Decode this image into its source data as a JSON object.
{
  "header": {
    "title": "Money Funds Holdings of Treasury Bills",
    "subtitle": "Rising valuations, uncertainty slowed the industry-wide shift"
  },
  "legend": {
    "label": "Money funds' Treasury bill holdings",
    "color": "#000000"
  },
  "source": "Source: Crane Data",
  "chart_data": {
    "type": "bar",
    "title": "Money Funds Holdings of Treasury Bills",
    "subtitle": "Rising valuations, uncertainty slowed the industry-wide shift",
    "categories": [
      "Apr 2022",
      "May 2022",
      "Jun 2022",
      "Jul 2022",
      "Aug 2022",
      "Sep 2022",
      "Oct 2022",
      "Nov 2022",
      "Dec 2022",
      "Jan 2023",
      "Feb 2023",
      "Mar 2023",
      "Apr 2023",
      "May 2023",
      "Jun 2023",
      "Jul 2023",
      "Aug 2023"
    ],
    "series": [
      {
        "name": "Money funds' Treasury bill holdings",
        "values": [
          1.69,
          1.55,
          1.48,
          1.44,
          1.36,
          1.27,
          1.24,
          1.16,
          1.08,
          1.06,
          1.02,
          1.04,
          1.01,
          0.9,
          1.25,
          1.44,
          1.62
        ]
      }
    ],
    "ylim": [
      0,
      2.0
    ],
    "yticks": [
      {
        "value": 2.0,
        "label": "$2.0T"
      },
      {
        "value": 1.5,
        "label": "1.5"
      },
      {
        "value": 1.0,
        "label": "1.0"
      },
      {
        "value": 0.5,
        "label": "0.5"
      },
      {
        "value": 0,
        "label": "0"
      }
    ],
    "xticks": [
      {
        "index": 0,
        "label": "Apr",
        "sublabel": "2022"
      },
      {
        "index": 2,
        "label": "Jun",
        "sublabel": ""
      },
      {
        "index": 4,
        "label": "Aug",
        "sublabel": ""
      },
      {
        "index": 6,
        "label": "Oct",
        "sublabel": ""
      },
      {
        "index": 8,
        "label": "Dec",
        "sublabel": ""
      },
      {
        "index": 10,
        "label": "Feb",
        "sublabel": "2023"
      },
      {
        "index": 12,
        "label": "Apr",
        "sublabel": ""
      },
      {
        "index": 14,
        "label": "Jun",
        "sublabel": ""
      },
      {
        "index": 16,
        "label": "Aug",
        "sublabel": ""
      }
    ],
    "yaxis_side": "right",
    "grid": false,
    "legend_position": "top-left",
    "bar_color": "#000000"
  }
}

_Exercise directions_
List every line above that holds the word "shift".

_Solution for this exercise_
    "subtitle": "Rising valuations, uncertainty slowed the industry-wide shift"
    "subtitle": "Rising valuations, uncertainty slowed the industry-wide shift",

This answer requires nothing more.